### What is needed
Pictures aside, repeat every entry exactly.

### Collection entries
::::::
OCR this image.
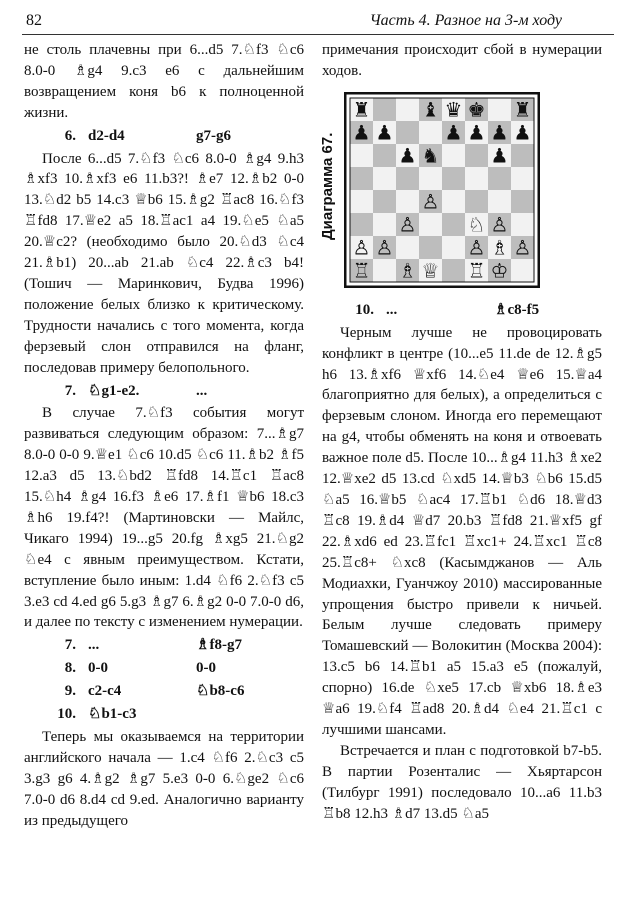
82	Часть 4. Разное на 3-м ходу

не столь плачевны при 6...d5 7.♘f3 ♘c6 8.0-0 ♗g4 9.c3 e6 с дальнейшим возвращением коня b6 к полноценной жизни.

6. d2-d4	g7-g6

После 6...d5 7.♘f3 ♘c6 8.0-0 ♗g4 9.h3 ♗xf3 10.♗xf3 e6 11.b3?! ♗e7 12.♗b2 0-0 13.♘d2 b5 14.c3 ♕b6 15.♗g2 ♖ac8 16.♘f3 ♖fd8 17.♕e2 a5 18.♖ac1 a4 19.♘e5 ♘a5 20.♕c2? (необходимо было 20.♘d3 ♘c4 21.♗b1) 20...ab 21.ab ♘c4 22.♗c3 b4! (Тошич — Маринкович, Будва 1996) положение белых близко к критическому. Трудности начались с того момента, когда ферзевый слон отправился на фланг, последовав примеру белопольного.

7. ♘g1-e2.	...

В случае 7.♘f3 события могут развиваться следующим образом: 7...♗g7 8.0-0 0-0 9.♕e1 ♘c6 10.d5 ♘c6 11.♗b2 ♗f5 12.a3 d5 13.♘bd2 ♖fd8 14.♖c1 ♖ac8 15.♘h4 ♗g4 16.f3 ♗e6 17.♗f1 ♕b6 18.c3 ♗h6 19.f4?! (Мартиновски — Майлс, Чикаго 1994) 19...g5 20.fg ♗xg5 21.♘g2 ♘e4 с явным преимуществом. Кстати, вступление было иным: 1.d4 ♘f6 2.♘f3 c5 3.e3 cd 4.ed g6 5.g3 ♗g7 6.♗g2 0-0 7.0-0 d6, и далее по тексту с изменением нумерации.

7. ...	♗f8-g7
8. 0-0	0-0
9. c2-c4	♘b8-c6
10. ♘b1-c3

Теперь мы оказываемся на территории английского начала — 1.c4 ♘f6 2.♘c3 c5 3.g3 g6 4.♗g2 ♗g7 5.e3 0-0 6.♘ge2 ♘c6 7.0-0 d6 8.d4 cd 9.ed. Аналогично варианту из предыдущего

примечания происходит сбой в нумерации ходов.

Диаграмма 67.
♜	♝ ♛ ♚ ♜
♟ ♟	♟ ♟ ♟ ♟
♟ ♞	♟
♙
♙	♘ ♙
♙ ♙	♙ ♗ ♙
♖ ♗ ♕ ♖ ♔
10. ...	♗c8-f5

Черным лучше не провоцировать конфликт в центре (10...e5 11.de de 12.♗g5 h6 13.♗xf6 ♕xf6 14.♘e4 ♕e6 15.♕a4 благоприятно для белых), а определиться с ферзевым слоном. Иногда его перемещают на g4, чтобы обменять на коня и отвоевать важное поле d5. После 10...♗g4 11.h3 ♗xe2 12.♕xe2 d5 13.cd ♘xd5 14.♕b3 ♘b6 15.d5 ♘a5 16.♕b5 ♘ac4 17.♖b1 ♘d6 18.♕d3 ♖c8 19.♗d4 ♕d7 20.b3 ♖fd8 21.♕xf5 gf 22.♗xd6 ed 23.♖fc1 ♖xc1+ 24.♖xc1 ♖c8 25.♖c8+ ♘xc8 (Касымджанов — Аль Модиахки, Гуанчжоу 2010) массированные упрощения быстро привели к ничьей. Белым лучше следовать примеру Томашевский — Волокитин (Москва 2004): 13.c5 b6 14.♖b1 a5 15.a3 e5 (пожалуй, спорно) 16.de ♘xe5 17.cb ♕xb6 18.♗e3 ♕a6 19.♘f4 ♖ad8 20.♗d4 ♘e4 21.♖c1 с лучшими шансами.

Встречается и план с подготовкой b7-b5. В партии Розенталис — Хьяртарсон (Тилбург 1991) последовало 10...a6 11.b3 ♖b8 12.h3 ♗d7 13.d5 ♘a5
::::::
### Final result
OCR this image.
82	Часть 4. Разное на 3-м ходу

не столь плачевны при 6...d5 7.♘f3 ♘c6 8.0-0 ♗g4 9.c3 e6 с дальнейшим возвращением коня b6 к полноценной жизни.

6. d2-d4	g7-g6

После 6...d5 7.♘f3 ♘c6 8.0-0 ♗g4 9.h3 ♗xf3 10.♗xf3 e6 11.b3?! ♗e7 12.♗b2 0-0 13.♘d2 b5 14.c3 ♕b6 15.♗g2 ♖ac8 16.♘f3 ♖fd8 17.♕e2 a5 18.♖ac1 a4 19.♘e5 ♘a5 20.♕c2? (необходимо было 20.♘d3 ♘c4 21.♗b1) 20...ab 21.ab ♘c4 22.♗c3 b4! (Тошич — Маринкович, Будва 1996) положение белых близко к критическому. Трудности начались с того момента, когда ферзевый слон отправился на фланг, последовав примеру белопольного.

7. ♘g1-e2.	...

В случае 7.♘f3 события могут развиваться следующим образом: 7...♗g7 8.0-0 0-0 9.♕e1 ♘c6 10.d5 ♘c6 11.♗b2 ♗f5 12.a3 d5 13.♘bd2 ♖fd8 14.♖c1 ♖ac8 15.♘h4 ♗g4 16.f3 ♗e6 17.♗f1 ♕b6 18.c3 ♗h6 19.f4?! (Мартиновски — Майлс, Чикаго 1994) 19...g5 20.fg ♗xg5 21.♘g2 ♘e4 с явным преимуществом. Кстати, вступление было иным: 1.d4 ♘f6 2.♘f3 c5 3.e3 cd 4.ed g6 5.g3 ♗g7 6.♗g2 0-0 7.0-0 d6, и далее по тексту с изменением нумерации.

7. ...	♗f8-g7
8. 0-0	0-0
9. c2-c4	♘b8-c6
10. ♘b1-c3

Теперь мы оказываемся на территории английского начала — 1.c4 ♘f6 2.♘c3 c5 3.g3 g6 4.♗g2 ♗g7 5.e3 0-0 6.♘ge2 ♘c6 7.0-0 d6 8.d4 cd 9.ed. Аналогично варианту из предыдущего

примечания происходит сбой в нумерации ходов.

Диаграмма 67.
♜	♝ ♛ ♚ ♜
♟ ♟	♟ ♟ ♟ ♟
♟ ♞	♟
♙
♙	♘ ♙
♙ ♙	♙ ♗ ♙
♖ ♗ ♕ ♖ ♔
10. ...	♗c8-f5

Черным лучше не провоцировать конфликт в центре (10...e5 11.de de 12.♗g5 h6 13.♗xf6 ♕xf6 14.♘e4 ♕e6 15.♕a4 благоприятно для белых), а определиться с ферзевым слоном. Иногда его перемещают на g4, чтобы обменять на коня и отвоевать важное поле d5. После 10...♗g4 11.h3 ♗xe2 12.♕xe2 d5 13.cd ♘xd5 14.♕b3 ♘b6 15.d5 ♘a5 16.♕b5 ♘ac4 17.♖b1 ♘d6 18.♕d3 ♖c8 19.♗d4 ♕d7 20.b3 ♖fd8 21.♕xf5 gf 22.♗xd6 ed 23.♖fc1 ♖xc1+ 24.♖xc1 ♖c8 25.♖c8+ ♘xc8 (Касымджанов — Аль Модиахки, Гуанчжоу 2010) массированные упрощения быстро привели к ничьей. Белым лучше следовать примеру Томашевский — Волокитин (Москва 2004): 13.c5 b6 14.♖b1 a5 15.a3 e5 (пожалуй, спорно) 16.de ♘xe5 17.cb ♕xb6 18.♗e3 ♕a6 19.♘f4 ♖ad8 20.♗d4 ♘e4 21.♖c1 с лучшими шансами.

Встречается и план с подготовкой b7-b5. В партии Розенталис — Хьяртарсон (Тилбург 1991) последовало 10...a6 11.b3 ♖b8 12.h3 ♗d7 13.d5 ♘a5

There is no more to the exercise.